STORED DATA:
====
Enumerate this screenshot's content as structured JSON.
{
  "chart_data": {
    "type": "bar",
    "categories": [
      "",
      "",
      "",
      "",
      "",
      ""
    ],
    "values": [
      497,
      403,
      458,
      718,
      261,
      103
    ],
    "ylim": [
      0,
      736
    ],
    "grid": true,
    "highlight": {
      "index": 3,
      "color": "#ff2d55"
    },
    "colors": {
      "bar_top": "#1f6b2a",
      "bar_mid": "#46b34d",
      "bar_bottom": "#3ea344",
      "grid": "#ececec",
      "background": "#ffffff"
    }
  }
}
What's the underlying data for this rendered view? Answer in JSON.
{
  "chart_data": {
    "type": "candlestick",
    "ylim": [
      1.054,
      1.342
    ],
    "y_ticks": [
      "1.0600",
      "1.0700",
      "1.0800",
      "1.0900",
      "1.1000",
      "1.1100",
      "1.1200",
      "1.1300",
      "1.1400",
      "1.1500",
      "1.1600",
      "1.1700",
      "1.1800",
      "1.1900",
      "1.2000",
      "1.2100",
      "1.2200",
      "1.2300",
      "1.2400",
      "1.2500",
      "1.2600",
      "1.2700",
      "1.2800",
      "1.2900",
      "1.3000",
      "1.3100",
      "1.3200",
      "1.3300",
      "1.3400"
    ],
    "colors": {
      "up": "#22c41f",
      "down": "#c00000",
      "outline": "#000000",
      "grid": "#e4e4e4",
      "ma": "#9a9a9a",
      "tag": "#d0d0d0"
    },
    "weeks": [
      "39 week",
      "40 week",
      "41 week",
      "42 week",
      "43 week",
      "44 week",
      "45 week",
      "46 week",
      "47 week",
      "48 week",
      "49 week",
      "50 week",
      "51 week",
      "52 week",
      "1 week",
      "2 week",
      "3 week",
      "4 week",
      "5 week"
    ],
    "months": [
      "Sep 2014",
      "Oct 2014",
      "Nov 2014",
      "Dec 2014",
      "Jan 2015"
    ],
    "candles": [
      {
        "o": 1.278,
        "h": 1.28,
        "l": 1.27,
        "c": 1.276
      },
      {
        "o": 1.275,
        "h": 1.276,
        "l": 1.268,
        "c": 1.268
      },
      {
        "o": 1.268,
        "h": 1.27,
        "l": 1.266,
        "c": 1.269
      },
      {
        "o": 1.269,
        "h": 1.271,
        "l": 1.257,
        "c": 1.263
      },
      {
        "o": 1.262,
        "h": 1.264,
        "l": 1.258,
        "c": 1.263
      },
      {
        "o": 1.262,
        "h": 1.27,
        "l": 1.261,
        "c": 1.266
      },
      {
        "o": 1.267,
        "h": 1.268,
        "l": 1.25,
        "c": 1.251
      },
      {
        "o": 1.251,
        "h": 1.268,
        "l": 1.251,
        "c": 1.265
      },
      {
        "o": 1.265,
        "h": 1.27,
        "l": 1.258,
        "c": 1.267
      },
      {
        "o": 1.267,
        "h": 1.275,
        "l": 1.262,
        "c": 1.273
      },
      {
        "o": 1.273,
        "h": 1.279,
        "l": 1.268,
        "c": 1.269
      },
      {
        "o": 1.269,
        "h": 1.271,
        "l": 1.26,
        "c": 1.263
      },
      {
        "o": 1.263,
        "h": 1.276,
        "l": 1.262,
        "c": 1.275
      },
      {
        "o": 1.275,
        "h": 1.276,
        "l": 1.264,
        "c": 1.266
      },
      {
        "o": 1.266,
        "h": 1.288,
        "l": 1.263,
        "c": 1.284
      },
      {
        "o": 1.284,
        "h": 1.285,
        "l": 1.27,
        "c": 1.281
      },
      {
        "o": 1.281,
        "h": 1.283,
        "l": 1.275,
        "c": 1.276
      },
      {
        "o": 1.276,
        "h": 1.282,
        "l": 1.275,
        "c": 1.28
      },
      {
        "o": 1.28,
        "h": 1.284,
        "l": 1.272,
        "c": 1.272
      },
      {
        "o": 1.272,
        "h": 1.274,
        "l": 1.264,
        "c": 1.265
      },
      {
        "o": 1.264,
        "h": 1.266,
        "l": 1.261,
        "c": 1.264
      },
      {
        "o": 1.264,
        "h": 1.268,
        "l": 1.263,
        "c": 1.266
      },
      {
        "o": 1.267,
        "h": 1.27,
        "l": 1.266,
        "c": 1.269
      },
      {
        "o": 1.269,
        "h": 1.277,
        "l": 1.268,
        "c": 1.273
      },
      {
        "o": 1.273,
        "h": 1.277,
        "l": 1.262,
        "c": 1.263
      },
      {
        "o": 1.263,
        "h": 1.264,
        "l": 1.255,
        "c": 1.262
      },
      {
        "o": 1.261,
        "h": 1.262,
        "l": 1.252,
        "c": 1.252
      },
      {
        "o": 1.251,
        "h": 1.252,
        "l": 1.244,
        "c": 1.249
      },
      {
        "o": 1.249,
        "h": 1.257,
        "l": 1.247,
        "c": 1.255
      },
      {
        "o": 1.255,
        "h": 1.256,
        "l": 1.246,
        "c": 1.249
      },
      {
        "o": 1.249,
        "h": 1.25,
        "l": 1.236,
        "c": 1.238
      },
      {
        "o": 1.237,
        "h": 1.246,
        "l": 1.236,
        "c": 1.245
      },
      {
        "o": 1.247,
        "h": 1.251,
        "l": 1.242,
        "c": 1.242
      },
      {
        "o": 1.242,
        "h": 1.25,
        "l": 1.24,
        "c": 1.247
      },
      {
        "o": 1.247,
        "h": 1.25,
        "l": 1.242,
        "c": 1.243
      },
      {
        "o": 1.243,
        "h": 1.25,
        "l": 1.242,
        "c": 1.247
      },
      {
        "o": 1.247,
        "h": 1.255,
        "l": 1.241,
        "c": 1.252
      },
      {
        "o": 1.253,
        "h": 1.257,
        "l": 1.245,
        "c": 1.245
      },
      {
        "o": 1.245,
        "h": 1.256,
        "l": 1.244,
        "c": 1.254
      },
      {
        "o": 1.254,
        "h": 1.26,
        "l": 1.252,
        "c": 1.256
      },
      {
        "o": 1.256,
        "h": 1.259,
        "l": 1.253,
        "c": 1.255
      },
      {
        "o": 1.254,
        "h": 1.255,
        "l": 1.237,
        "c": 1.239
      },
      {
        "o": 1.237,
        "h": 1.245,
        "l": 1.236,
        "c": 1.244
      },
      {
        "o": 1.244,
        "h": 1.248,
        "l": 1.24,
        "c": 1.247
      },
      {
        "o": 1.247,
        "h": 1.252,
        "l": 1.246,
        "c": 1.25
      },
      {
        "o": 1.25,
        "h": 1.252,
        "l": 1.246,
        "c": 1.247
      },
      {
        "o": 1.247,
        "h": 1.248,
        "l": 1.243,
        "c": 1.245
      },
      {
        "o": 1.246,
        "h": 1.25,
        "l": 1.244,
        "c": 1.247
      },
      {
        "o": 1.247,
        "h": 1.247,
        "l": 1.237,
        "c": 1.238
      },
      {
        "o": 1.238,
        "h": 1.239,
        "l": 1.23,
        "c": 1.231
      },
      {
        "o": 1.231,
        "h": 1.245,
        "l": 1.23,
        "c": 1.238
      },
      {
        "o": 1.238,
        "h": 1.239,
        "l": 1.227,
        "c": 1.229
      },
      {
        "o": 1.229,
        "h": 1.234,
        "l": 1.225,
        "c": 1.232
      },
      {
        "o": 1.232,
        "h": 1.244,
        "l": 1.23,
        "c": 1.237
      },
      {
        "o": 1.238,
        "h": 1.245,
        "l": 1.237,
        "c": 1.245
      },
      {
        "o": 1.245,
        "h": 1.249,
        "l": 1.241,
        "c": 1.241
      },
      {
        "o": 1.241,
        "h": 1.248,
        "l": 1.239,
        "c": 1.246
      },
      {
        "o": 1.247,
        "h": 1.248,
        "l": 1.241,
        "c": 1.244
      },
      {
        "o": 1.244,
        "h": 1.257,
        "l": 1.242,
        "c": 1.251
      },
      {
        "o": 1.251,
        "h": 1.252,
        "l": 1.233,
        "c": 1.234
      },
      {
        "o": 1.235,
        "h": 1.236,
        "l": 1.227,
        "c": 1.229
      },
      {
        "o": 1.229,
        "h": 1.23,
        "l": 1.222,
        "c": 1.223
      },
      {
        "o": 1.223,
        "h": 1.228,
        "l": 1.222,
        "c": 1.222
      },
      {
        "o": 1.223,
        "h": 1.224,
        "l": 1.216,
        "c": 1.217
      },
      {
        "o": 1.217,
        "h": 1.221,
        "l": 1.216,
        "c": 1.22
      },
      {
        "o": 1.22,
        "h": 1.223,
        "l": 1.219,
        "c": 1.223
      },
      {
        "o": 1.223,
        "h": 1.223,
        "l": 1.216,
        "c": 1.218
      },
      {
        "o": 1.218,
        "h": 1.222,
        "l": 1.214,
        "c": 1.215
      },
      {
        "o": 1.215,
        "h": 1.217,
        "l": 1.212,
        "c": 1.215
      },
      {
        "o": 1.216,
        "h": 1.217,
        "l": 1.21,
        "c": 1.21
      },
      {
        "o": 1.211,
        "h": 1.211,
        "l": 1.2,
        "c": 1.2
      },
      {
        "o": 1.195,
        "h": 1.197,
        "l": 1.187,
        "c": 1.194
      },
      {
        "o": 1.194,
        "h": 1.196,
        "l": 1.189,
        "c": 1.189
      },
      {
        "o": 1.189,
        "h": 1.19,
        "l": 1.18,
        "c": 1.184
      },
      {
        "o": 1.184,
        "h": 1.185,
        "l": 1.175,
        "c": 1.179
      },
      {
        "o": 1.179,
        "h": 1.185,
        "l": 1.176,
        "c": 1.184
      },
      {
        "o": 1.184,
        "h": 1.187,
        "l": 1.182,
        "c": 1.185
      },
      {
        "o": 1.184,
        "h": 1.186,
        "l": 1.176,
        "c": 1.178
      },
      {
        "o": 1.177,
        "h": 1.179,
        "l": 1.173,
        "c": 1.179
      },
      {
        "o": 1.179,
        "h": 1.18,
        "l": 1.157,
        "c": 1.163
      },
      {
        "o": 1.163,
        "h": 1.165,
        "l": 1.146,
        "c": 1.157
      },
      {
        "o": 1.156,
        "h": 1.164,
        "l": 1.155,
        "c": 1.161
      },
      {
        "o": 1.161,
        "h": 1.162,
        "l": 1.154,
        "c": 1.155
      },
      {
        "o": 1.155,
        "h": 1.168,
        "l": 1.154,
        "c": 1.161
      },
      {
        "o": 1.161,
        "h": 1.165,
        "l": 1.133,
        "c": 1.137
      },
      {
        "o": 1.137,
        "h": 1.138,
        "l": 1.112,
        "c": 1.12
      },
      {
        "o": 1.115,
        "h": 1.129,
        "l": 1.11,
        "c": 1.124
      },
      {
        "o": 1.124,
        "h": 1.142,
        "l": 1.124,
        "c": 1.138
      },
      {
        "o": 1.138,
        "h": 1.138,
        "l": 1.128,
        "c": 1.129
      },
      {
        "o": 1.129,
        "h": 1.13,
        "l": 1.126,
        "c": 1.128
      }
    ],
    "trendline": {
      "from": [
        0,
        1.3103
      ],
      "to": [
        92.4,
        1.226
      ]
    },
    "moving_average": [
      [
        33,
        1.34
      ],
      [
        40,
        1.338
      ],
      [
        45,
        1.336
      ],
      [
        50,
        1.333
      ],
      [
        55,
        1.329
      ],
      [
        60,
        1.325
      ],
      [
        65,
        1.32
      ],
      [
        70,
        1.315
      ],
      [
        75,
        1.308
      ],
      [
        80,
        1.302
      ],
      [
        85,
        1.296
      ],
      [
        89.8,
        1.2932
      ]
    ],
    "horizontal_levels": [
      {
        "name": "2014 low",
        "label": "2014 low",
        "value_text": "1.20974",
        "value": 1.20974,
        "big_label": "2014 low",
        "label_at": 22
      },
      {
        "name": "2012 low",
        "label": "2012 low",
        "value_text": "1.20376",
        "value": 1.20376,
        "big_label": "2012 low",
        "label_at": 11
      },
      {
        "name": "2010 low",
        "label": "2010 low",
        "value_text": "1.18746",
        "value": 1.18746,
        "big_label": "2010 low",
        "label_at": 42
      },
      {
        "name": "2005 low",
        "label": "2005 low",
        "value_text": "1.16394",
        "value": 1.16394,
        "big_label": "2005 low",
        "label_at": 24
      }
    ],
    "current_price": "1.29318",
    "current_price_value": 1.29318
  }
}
====
AIM:
What is the number of lines in the data that hold the word "JSON"? Reply with that number and nothing else.

TASK OUTPUT:
2